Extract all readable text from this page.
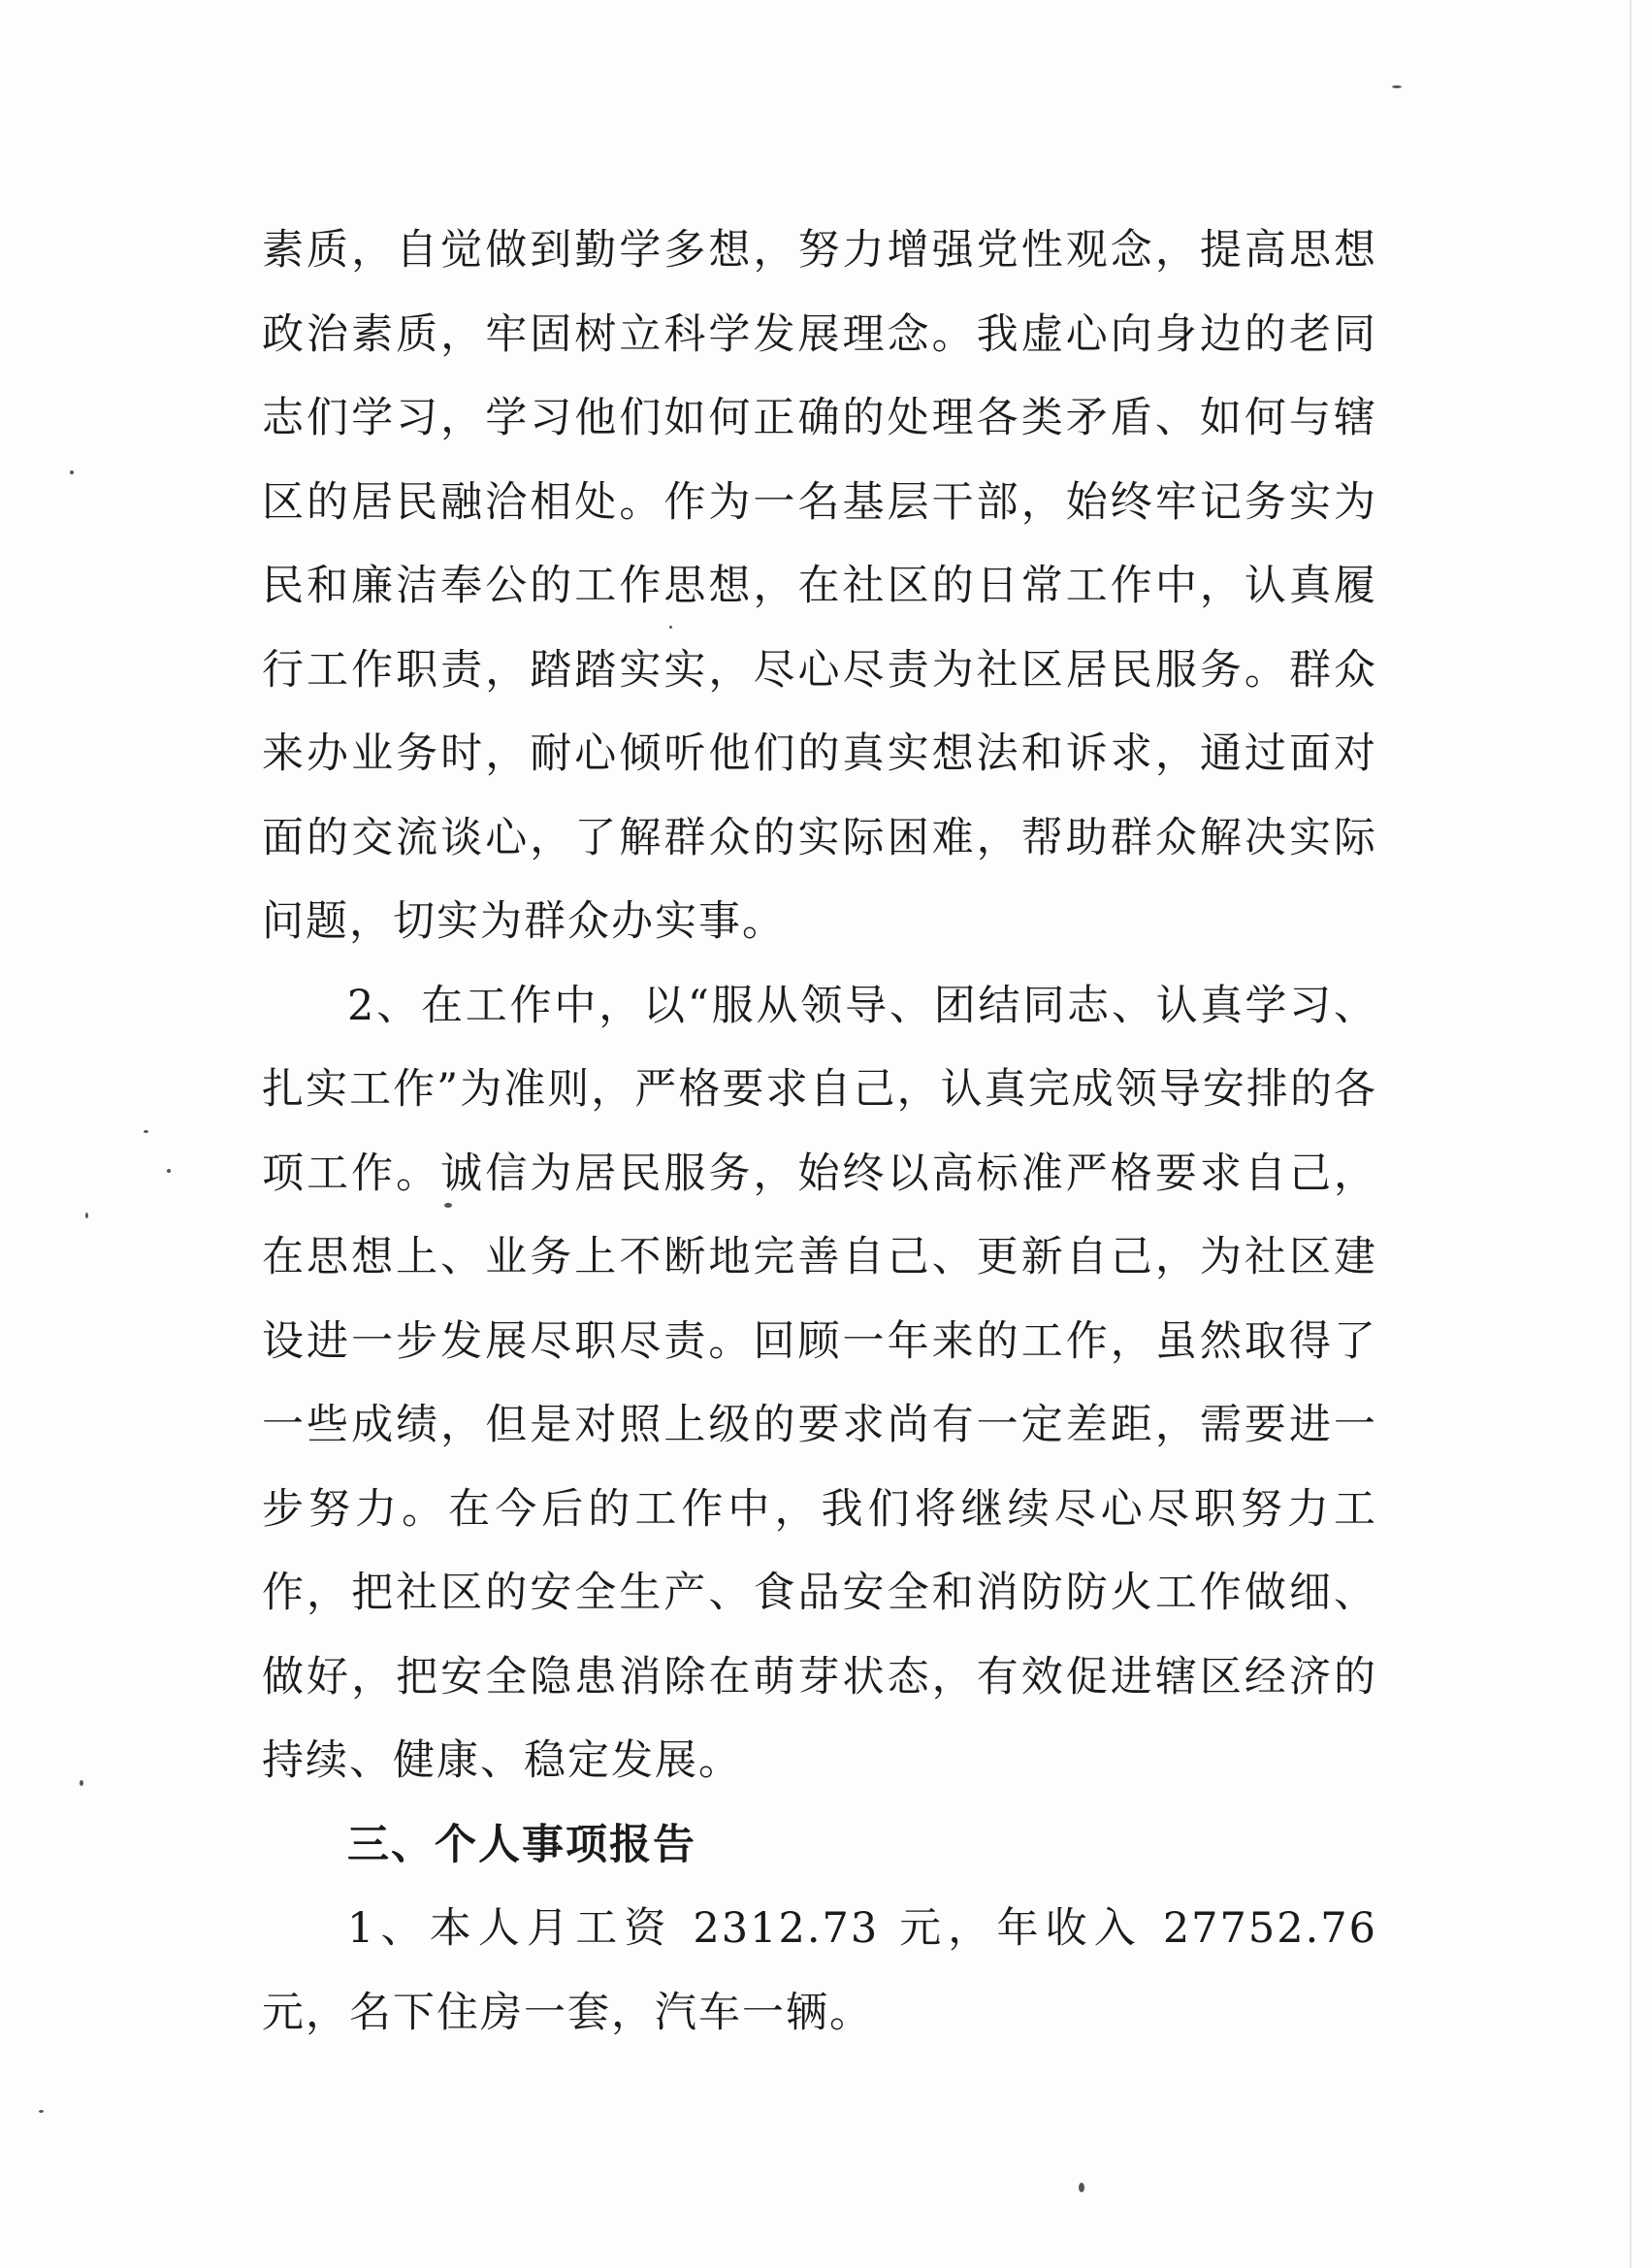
素质，自觉做到勤学多想，努力增强党性观念，提高思想政治素质，牢固树立科学发展理念。我虚心向身边的老同志们学习，学习他们如何正确的处理各类矛盾、如何与辖区的居民融洽相处。作为一名基层干部，始终牢记务实为民和廉洁奉公的工作思想，在社区的日常工作中，认真履行工作职责，踏踏实实，尽心尽责为社区居民服务。群众来办业务时，耐心倾听他们的真实想法和诉求，通过面对面的交流谈心，了解群众的实际困难，帮助群众解决实际问题，切实为群众办实事。

2、在工作中，以“服从领导、团结同志、认真学习、扎实工作”为准则，严格要求自己，认真完成领导安排的各项工作。诚信为居民服务，始终以高标准严格要求自己，在思想上、业务上不断地完善自己、更新自己，为社区建设进一步发展尽职尽责。回顾一年来的工作，虽然取得了一些成绩，但是对照上级的要求尚有一定差距，需要进一步努力。在今后的工作中，我们将继续尽心尽职努力工作，把社区的安全生产、食品安全和消防防火工作做细、做好，把安全隐患消除在萌芽状态，有效促进辖区经济的持续、健康、稳定发展。

三、个人事项报告

1、本人月工资 2312.73 元，年收入 27752.76 元，名下住房一套，汽车一辆。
-=-=-
*What is needed*: Without the pictures, repeat all the records word for word.

*Output of the task*:
Extract all readable text from this page.
素质，自觉做到勤学多想，努力增强党性观念，提高思想政治素质，牢固树立科学发展理念。我虚心向身边的老同志们学习，学习他们如何正确的处理各类矛盾、如何与辖区的居民融洽相处。作为一名基层干部，始终牢记务实为民和廉洁奉公的工作思想，在社区的日常工作中，认真履行工作职责，踏踏实实，尽心尽责为社区居民服务。群众来办业务时，耐心倾听他们的真实想法和诉求，通过面对面的交流谈心，了解群众的实际困难，帮助群众解决实际问题，切实为群众办实事。

2、在工作中，以“服从领导、团结同志、认真学习、扎实工作”为准则，严格要求自己，认真完成领导安排的各项工作。诚信为居民服务，始终以高标准严格要求自己，在思想上、业务上不断地完善自己、更新自己，为社区建设进一步发展尽职尽责。回顾一年来的工作，虽然取得了一些成绩，但是对照上级的要求尚有一定差距，需要进一步努力。在今后的工作中，我们将继续尽心尽职努力工作，把社区的安全生产、食品安全和消防防火工作做细、做好，把安全隐患消除在萌芽状态，有效促进辖区经济的持续、健康、稳定发展。

三、个人事项报告

1、本人月工资 2312.73 元，年收入 27752.76 元，名下住房一套，汽车一辆。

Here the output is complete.